AVAILABLE DATA:

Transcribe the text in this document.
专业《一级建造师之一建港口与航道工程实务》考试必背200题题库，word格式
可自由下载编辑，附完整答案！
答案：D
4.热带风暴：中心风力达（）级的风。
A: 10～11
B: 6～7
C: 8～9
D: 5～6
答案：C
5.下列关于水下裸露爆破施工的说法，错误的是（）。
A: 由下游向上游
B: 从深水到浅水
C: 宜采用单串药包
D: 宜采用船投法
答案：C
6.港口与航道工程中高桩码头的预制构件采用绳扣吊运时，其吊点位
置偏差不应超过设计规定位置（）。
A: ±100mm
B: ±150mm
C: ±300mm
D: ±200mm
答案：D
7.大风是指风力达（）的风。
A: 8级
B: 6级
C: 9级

TASK PROMPT:
Reproduce the whole listing word for word.

COMPLETE OUTPUT:
Transcribe the text in this document.
专业《一级建造师之一建港口与航道工程实务》考试必背200题题库，word格式
可自由下载编辑，附完整答案！
答案：D
4.热带风暴：中心风力达（）级的风。
A: 10～11
B: 6～7
C: 8～9
D: 5～6
答案：C
5.下列关于水下裸露爆破施工的说法，错误的是（）。
A: 由下游向上游
B: 从深水到浅水
C: 宜采用单串药包
D: 宜采用船投法
答案：C
6.港口与航道工程中高桩码头的预制构件采用绳扣吊运时，其吊点位
置偏差不应超过设计规定位置（）。
A: ±100mm
B: ±150mm
C: ±300mm
D: ±200mm
答案：D
7.大风是指风力达（）的风。
A: 8级
B: 6级
C: 9级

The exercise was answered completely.